[Data records]

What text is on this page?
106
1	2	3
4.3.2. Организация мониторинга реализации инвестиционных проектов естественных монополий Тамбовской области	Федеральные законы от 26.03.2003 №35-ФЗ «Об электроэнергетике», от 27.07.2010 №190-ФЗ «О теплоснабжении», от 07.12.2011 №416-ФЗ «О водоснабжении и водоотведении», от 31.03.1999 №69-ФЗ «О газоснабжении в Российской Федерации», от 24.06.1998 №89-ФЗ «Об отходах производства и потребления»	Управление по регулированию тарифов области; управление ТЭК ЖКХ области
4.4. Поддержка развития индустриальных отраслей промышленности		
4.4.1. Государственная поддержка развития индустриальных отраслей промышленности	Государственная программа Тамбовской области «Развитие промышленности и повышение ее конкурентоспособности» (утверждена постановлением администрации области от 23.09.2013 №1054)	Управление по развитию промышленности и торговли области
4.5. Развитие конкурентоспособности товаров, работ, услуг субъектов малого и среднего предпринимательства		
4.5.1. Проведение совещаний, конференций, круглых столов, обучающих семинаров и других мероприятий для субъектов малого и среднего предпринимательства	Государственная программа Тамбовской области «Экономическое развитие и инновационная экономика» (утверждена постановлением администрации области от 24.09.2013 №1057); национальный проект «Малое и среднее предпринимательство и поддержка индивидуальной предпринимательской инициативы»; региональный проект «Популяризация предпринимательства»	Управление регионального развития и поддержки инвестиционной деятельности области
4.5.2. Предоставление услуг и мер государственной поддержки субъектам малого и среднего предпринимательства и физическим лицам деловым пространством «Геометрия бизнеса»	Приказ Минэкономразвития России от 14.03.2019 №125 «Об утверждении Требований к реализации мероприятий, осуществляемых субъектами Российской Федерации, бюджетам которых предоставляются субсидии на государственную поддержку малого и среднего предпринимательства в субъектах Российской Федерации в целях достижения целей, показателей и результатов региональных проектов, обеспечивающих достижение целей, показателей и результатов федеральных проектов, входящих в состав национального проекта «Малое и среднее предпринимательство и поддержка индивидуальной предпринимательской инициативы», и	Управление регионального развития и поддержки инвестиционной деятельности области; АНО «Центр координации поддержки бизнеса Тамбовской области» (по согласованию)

> _PROBLEM_: Send back all of the entries exactly, with nothing missing.

> _SOLUTION BELOW_:
What text is on this page?
106
1	2	3
4.3.2. Организация мониторинга реализации инвестиционных проектов естественных монополий Тамбовской области	Федеральные законы от 26.03.2003 №35-ФЗ «Об электроэнергетике», от 27.07.2010 №190-ФЗ «О теплоснабжении», от 07.12.2011 №416-ФЗ «О водоснабжении и водоотведении», от 31.03.1999 №69-ФЗ «О газоснабжении в Российской Федерации», от 24.06.1998 №89-ФЗ «Об отходах производства и потребления»	Управление по регулированию тарифов области; управление ТЭК ЖКХ области
4.4. Поддержка развития индустриальных отраслей промышленности		
4.4.1. Государственная поддержка развития индустриальных отраслей промышленности	Государственная программа Тамбовской области «Развитие промышленности и повышение ее конкурентоспособности» (утверждена постановлением администрации области от 23.09.2013 №1054)	Управление по развитию промышленности и торговли области
4.5. Развитие конкурентоспособности товаров, работ, услуг субъектов малого и среднего предпринимательства		
4.5.1. Проведение совещаний, конференций, круглых столов, обучающих семинаров и других мероприятий для субъектов малого и среднего предпринимательства	Государственная программа Тамбовской области «Экономическое развитие и инновационная экономика» (утверждена постановлением администрации области от 24.09.2013 №1057); национальный проект «Малое и среднее предпринимательство и поддержка индивидуальной предпринимательской инициативы»; региональный проект «Популяризация предпринимательства»	Управление регионального развития и поддержки инвестиционной деятельности области
4.5.2. Предоставление услуг и мер государственной поддержки субъектам малого и среднего предпринимательства и физическим лицам деловым пространством «Геометрия бизнеса»	Приказ Минэкономразвития России от 14.03.2019 №125 «Об утверждении Требований к реализации мероприятий, осуществляемых субъектами Российской Федерации, бюджетам которых предоставляются субсидии на государственную поддержку малого и среднего предпринимательства в субъектах Российской Федерации в целях достижения целей, показателей и результатов региональных проектов, обеспечивающих достижение целей, показателей и результатов федеральных проектов, входящих в состав национального проекта «Малое и среднее предпринимательство и поддержка индивидуальной предпринимательской инициативы», и	Управление регионального развития и поддержки инвестиционной деятельности области; АНО «Центр координации поддержки бизнеса Тамбовской области» (по согласованию)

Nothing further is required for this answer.